[Records supplied start]

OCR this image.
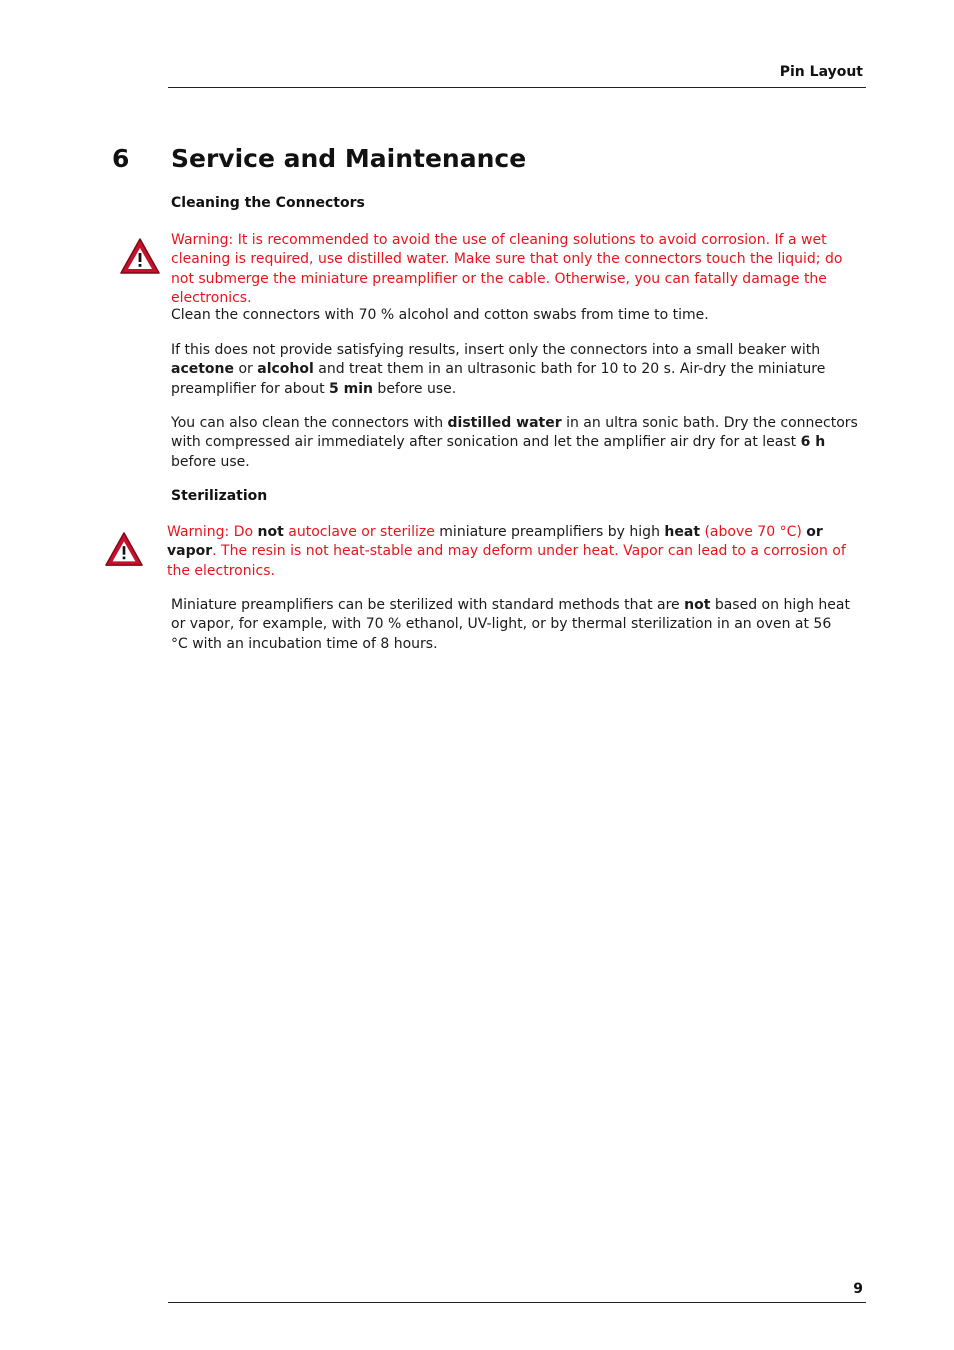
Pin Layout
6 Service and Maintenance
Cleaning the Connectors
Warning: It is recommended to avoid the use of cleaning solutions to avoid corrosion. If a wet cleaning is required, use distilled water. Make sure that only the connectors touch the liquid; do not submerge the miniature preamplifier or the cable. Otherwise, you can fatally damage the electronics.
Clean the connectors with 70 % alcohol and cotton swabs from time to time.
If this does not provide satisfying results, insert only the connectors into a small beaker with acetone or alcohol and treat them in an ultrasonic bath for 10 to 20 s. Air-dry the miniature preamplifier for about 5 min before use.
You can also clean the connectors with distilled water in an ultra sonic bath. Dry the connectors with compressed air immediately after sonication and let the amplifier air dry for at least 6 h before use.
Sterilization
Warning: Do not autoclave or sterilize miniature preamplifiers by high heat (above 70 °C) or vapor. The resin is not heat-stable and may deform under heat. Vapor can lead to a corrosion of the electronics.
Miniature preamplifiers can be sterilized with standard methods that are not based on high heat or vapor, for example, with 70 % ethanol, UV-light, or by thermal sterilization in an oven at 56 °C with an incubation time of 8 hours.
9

[Records supplied end]

Only lines with "time" are wanted here; list each of them.

Clean the connectors with 70 % alcohol and cotton swabs from time to time.
Miniature preamplifiers can be sterilized with standard methods that are not based on high heat or vapor, for example, with 70 % ethanol, UV-light, or by thermal sterilization in an oven at 56 °C with an incubation time of 8 hours.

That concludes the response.